__WHAT YOU WILL DO__
Each entry is to be retyped exactly as it stands.

__PROVIDED INFORMATION__
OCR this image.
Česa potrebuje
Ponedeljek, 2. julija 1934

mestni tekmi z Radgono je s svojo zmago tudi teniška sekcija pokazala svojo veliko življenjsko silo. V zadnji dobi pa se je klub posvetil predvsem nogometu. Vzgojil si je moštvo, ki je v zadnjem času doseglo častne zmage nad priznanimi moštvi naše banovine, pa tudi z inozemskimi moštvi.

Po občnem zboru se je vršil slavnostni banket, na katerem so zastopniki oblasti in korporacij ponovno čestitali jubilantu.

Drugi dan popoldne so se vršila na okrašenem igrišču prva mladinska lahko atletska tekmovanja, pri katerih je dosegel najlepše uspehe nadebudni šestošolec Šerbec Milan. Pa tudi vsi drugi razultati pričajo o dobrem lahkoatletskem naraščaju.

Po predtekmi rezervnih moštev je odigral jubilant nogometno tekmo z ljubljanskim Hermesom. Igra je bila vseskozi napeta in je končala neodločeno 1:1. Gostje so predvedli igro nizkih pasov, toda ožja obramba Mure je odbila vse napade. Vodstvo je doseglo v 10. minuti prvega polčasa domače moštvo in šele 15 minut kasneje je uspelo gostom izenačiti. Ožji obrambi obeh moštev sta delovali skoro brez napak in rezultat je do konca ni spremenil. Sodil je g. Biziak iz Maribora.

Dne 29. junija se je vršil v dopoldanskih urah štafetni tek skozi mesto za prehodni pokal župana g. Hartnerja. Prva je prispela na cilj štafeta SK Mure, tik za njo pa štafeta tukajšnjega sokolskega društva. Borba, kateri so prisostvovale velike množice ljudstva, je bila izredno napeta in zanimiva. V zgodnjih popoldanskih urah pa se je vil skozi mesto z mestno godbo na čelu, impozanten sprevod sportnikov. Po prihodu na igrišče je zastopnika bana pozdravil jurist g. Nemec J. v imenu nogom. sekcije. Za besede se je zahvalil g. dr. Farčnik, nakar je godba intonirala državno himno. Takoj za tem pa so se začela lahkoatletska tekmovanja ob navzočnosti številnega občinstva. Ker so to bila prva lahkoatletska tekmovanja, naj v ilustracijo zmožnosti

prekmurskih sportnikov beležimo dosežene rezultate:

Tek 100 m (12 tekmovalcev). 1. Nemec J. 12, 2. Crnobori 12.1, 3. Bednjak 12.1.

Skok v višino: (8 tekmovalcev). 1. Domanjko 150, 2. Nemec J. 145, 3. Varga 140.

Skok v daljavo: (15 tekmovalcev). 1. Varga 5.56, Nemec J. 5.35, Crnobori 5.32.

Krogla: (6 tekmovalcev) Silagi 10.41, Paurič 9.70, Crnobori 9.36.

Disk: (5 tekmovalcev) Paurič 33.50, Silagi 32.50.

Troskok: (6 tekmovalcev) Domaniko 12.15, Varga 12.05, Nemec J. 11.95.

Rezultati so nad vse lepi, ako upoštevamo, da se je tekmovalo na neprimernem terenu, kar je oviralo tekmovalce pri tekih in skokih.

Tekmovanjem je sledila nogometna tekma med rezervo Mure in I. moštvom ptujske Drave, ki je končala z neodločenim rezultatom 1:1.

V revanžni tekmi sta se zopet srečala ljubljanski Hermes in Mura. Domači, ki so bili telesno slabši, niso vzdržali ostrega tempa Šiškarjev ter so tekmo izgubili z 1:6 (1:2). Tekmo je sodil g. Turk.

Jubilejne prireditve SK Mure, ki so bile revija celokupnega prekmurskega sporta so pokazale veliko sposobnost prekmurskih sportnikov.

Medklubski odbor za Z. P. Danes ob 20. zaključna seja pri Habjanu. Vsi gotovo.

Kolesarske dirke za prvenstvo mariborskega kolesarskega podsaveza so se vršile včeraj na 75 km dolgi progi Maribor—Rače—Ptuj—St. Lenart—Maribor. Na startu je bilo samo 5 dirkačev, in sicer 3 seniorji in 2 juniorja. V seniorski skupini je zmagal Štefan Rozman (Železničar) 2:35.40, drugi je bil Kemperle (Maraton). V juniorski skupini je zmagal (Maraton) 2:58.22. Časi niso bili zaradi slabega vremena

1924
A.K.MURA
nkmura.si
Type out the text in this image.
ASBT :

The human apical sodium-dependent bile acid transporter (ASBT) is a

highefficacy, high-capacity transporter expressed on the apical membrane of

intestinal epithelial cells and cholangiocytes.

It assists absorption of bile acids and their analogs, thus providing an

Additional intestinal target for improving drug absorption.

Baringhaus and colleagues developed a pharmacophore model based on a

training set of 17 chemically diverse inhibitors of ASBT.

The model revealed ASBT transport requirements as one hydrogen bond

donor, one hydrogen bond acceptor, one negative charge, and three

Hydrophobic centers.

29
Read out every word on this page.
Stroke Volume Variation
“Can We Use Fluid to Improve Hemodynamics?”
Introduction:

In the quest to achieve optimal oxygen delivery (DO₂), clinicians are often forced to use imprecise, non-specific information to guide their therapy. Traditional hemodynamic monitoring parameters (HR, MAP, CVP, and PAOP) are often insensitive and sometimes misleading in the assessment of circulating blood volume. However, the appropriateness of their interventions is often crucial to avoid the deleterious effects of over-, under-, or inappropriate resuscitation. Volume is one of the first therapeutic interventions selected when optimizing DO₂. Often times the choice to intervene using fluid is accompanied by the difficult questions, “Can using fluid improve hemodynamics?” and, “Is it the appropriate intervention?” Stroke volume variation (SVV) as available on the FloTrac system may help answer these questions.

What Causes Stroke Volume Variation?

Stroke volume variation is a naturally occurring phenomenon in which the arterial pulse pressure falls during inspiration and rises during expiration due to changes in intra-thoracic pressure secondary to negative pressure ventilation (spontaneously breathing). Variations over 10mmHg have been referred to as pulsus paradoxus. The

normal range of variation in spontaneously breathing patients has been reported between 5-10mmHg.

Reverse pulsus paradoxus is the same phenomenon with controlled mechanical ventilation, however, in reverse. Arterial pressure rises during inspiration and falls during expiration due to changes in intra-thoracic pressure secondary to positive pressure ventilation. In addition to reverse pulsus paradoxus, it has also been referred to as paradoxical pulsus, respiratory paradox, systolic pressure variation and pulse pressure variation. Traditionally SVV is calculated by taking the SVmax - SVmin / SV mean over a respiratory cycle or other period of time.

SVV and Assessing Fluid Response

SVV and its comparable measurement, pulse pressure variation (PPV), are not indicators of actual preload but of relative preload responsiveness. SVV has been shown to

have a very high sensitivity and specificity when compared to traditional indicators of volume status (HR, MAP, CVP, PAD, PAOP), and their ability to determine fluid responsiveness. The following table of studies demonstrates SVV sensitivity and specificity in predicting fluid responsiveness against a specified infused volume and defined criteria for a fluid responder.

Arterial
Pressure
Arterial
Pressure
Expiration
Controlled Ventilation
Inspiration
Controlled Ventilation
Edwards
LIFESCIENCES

__ANSWER BOX__
OCR this image.
Česa potrebuje
Ponedeljek, 2. julija 1934

mestni tekmi z Radgono je s svojo zmago tudi teniška sekcija pokazala svojo veliko življenjsko silo. V zadnji dobi pa se je klub posvetil predvsem nogometu. Vzgojil si je moštvo, ki je v zadnjem času doseglo častne zmage nad priznanimi moštvi naše banovine, pa tudi z inozemskimi moštvi.

Po občnem zboru se je vršil slavnostni banket, na katerem so zastopniki oblasti in korporacij ponovno čestitali jubilantu.

Drugi dan popoldne so se vršila na okrašenem igrišču prva mladinska lahko atletska tekmovanja, pri katerih je dosegel najlepše uspehe nadebudni šestošolec Šerbec Milan. Pa tudi vsi drugi razultati pričajo o dobrem lahkoatletskem naraščaju.

Po predtekmi rezervnih moštev je odigral jubilant nogometno tekmo z ljubljanskim Hermesom. Igra je bila vseskozi napeta in je končala neodločeno 1:1. Gostje so predvedli igro nizkih pasov, toda ožja obramba Mure je odbila vse napade. Vodstvo je doseglo v 10. minuti prvega polčasa domače moštvo in šele 15 minut kasneje je uspelo gostom izenačiti. Ožji obrambi obeh moštev sta delovali skoro brez napak in rezultat je do konca ni spremenil. Sodil je g. Biziak iz Maribora.

Dne 29. junija se je vršil v dopoldanskih urah štafetni tek skozi mesto za prehodni pokal župana g. Hartnerja. Prva je prispela na cilj štafeta SK Mure, tik za njo pa štafeta tukajšnjega sokolskega društva. Borba, kateri so prisostvovale velike množice ljudstva, je bila izredno napeta in zanimiva. V zgodnjih popoldanskih urah pa se je vil skozi mesto z mestno godbo na čelu, impozanten sprevod sportnikov. Po prihodu na igrišče je zastopnika bana pozdravil jurist g. Nemec J. v imenu nogom. sekcije. Za besede se je zahvalil g. dr. Farčnik, nakar je godba intonirala državno himno. Takoj za tem pa so se začela lahkoatletska tekmovanja ob navzočnosti številnega občinstva. Ker so to bila prva lahkoatletska tekmovanja, naj v ilustracijo zmožnosti

prekmurskih sportnikov beležimo dosežene rezultate:

Tek 100 m (12 tekmovalcev). 1. Nemec J. 12, 2. Crnobori 12.1, 3. Bednjak 12.1.

Skok v višino: (8 tekmovalcev). 1. Domanjko 150, 2. Nemec J. 145, 3. Varga 140.

Skok v daljavo: (15 tekmovalcev). 1. Varga 5.56, Nemec J. 5.35, Crnobori 5.32.

Krogla: (6 tekmovalcev) Silagi 10.41, Paurič 9.70, Crnobori 9.36.

Disk: (5 tekmovalcev) Paurič 33.50, Silagi 32.50.

Troskok: (6 tekmovalcev) Domaniko 12.15, Varga 12.05, Nemec J. 11.95.

Rezultati so nad vse lepi, ako upoštevamo, da se je tekmovalo na neprimernem terenu, kar je oviralo tekmovalce pri tekih in skokih.

Tekmovanjem je sledila nogometna tekma med rezervo Mure in I. moštvom ptujske Drave, ki je končala z neodločenim rezultatom 1:1.

V revanžni tekmi sta se zopet srečala ljubljanski Hermes in Mura. Domači, ki so bili telesno slabši, niso vzdržali ostrega tempa Šiškarjev ter so tekmo izgubili z 1:6 (1:2). Tekmo je sodil g. Turk.

Jubilejne prireditve SK Mure, ki so bile revija celokupnega prekmurskega sporta so pokazale veliko sposobnost prekmurskih sportnikov.

Medklubski odbor za Z. P. Danes ob 20. zaključna seja pri Habjanu. Vsi gotovo.

Kolesarske dirke za prvenstvo mariborskega kolesarskega podsaveza so se vršile včeraj na 75 km dolgi progi Maribor—Rače—Ptuj—St. Lenart—Maribor. Na startu je bilo samo 5 dirkačev, in sicer 3 seniorji in 2 juniorja. V seniorski skupini je zmagal Štefan Rozman (Železničar) 2:35.40, drugi je bil Kemperle (Maraton). V juniorski skupini je zmagal (Maraton) 2:58.22. Časi niso bili zaradi slabega vremena

1924
A.K.MURA
nkmura.si
Type out the text in this image.
ASBT :

The human apical sodium-dependent bile acid transporter (ASBT) is a

highefficacy, high-capacity transporter expressed on the apical membrane of

intestinal epithelial cells and cholangiocytes.

It assists absorption of bile acids and their analogs, thus providing an

Additional intestinal target for improving drug absorption.

Baringhaus and colleagues developed a pharmacophore model based on a

training set of 17 chemically diverse inhibitors of ASBT.

The model revealed ASBT transport requirements as one hydrogen bond

donor, one hydrogen bond acceptor, one negative charge, and three

Hydrophobic centers.

29
Read out every word on this page.
Stroke Volume Variation
“Can We Use Fluid to Improve Hemodynamics?”
Introduction:

In the quest to achieve optimal oxygen delivery (DO₂), clinicians are often forced to use imprecise, non-specific information to guide their therapy. Traditional hemodynamic monitoring parameters (HR, MAP, CVP, and PAOP) are often insensitive and sometimes misleading in the assessment of circulating blood volume. However, the appropriateness of their interventions is often crucial to avoid the deleterious effects of over-, under-, or inappropriate resuscitation. Volume is one of the first therapeutic interventions selected when optimizing DO₂. Often times the choice to intervene using fluid is accompanied by the difficult questions, “Can using fluid improve hemodynamics?” and, “Is it the appropriate intervention?” Stroke volume variation (SVV) as available on the FloTrac system may help answer these questions.

What Causes Stroke Volume Variation?

Stroke volume variation is a naturally occurring phenomenon in which the arterial pulse pressure falls during inspiration and rises during expiration due to changes in intra-thoracic pressure secondary to negative pressure ventilation (spontaneously breathing). Variations over 10mmHg have been referred to as pulsus paradoxus. The

normal range of variation in spontaneously breathing patients has been reported between 5-10mmHg.

Reverse pulsus paradoxus is the same phenomenon with controlled mechanical ventilation, however, in reverse. Arterial pressure rises during inspiration and falls during expiration due to changes in intra-thoracic pressure secondary to positive pressure ventilation. In addition to reverse pulsus paradoxus, it has also been referred to as paradoxical pulsus, respiratory paradox, systolic pressure variation and pulse pressure variation. Traditionally SVV is calculated by taking the SVmax - SVmin / SV mean over a respiratory cycle or other period of time.

SVV and Assessing Fluid Response

SVV and its comparable measurement, pulse pressure variation (PPV), are not indicators of actual preload but of relative preload responsiveness. SVV has been shown to

have a very high sensitivity and specificity when compared to traditional indicators of volume status (HR, MAP, CVP, PAD, PAOP), and their ability to determine fluid responsiveness. The following table of studies demonstrates SVV sensitivity and specificity in predicting fluid responsiveness against a specified infused volume and defined criteria for a fluid responder.

Arterial
Pressure
Arterial
Pressure
Expiration
Controlled Ventilation
Inspiration
Controlled Ventilation
Edwards
LIFESCIENCES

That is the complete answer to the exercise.